WHAT IS NEEDED: Tally the lines that include "screenshot". Output the number only.

GIVEN DATA:
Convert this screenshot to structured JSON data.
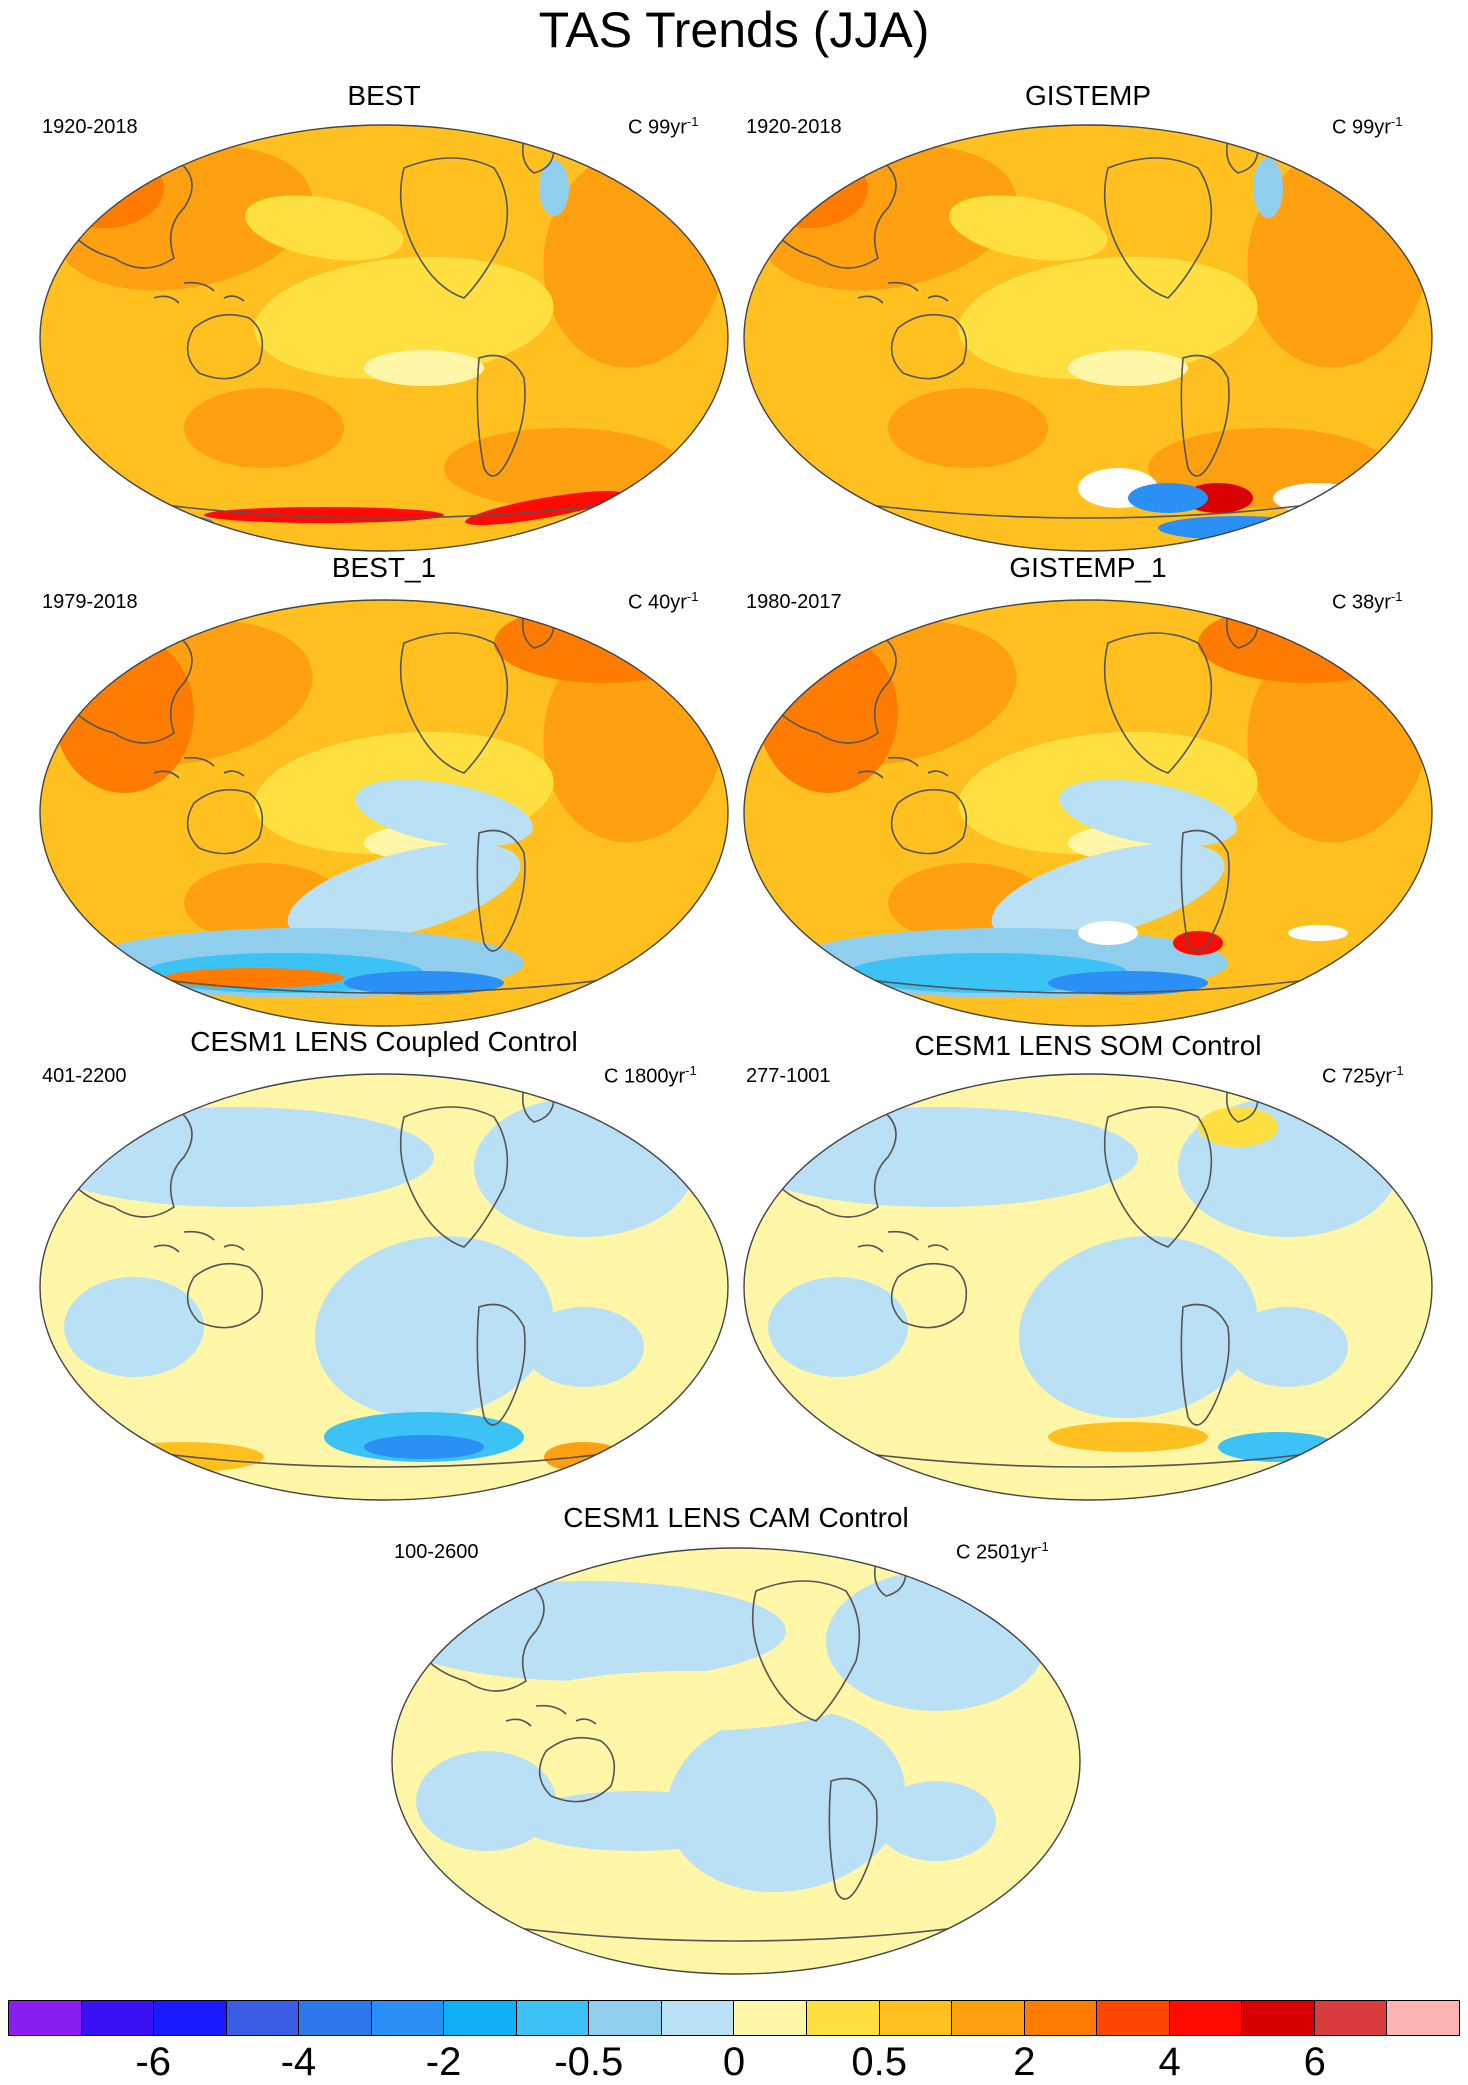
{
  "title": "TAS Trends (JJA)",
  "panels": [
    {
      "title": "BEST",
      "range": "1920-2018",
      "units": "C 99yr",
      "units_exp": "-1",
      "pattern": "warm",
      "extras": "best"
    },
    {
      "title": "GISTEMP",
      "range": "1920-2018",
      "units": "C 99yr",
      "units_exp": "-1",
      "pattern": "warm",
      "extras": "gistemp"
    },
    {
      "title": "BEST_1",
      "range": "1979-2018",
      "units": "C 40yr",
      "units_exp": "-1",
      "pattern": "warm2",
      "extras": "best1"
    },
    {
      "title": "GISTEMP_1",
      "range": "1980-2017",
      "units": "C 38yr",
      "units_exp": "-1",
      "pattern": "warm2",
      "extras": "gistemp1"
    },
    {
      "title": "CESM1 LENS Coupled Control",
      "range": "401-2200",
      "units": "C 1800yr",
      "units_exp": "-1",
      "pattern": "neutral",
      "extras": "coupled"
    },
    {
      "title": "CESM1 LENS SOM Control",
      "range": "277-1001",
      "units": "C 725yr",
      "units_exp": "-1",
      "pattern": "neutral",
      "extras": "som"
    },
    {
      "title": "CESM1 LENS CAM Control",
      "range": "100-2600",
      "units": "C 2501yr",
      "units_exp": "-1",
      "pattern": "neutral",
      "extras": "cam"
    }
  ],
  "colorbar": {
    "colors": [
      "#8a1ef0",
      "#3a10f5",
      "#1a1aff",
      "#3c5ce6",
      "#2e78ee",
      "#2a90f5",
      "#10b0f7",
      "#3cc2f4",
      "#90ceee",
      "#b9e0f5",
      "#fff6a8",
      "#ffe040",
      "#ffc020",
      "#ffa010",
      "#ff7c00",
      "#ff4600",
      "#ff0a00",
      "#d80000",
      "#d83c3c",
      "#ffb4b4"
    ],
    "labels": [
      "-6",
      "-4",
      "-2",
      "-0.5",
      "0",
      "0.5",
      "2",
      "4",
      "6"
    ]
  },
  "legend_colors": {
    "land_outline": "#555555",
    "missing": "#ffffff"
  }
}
--
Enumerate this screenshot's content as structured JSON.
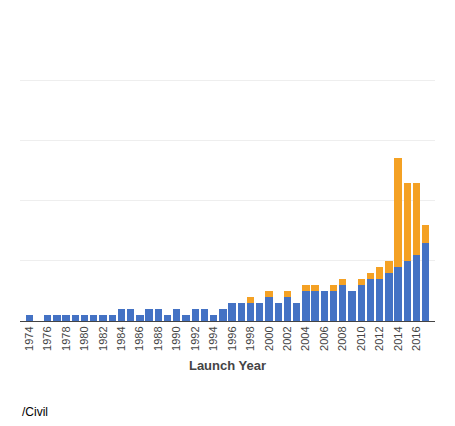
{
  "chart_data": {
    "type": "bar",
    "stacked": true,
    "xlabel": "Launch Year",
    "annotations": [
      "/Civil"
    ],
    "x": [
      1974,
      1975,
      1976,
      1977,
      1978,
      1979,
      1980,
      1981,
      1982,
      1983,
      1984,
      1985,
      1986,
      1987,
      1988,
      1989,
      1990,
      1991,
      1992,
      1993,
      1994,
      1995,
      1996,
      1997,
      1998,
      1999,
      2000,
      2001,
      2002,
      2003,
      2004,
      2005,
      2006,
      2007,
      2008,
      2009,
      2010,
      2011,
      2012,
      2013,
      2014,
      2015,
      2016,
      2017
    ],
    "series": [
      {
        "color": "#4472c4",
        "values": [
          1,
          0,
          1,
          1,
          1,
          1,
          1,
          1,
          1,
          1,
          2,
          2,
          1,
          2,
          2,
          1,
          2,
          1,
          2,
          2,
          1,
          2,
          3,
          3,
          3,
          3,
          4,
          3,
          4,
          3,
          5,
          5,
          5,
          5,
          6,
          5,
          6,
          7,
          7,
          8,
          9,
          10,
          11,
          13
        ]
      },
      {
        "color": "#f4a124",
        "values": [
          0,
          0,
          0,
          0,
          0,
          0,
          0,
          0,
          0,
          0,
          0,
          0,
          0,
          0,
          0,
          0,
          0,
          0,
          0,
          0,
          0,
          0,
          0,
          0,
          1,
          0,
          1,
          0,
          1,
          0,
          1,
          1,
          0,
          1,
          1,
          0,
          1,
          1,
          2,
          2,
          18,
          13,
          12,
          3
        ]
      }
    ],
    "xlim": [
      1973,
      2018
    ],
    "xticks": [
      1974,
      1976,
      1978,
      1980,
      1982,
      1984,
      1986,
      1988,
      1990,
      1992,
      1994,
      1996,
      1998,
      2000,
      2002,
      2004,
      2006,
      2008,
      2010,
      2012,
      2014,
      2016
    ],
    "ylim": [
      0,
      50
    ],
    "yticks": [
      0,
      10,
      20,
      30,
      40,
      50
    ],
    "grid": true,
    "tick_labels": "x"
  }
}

RESULT: 2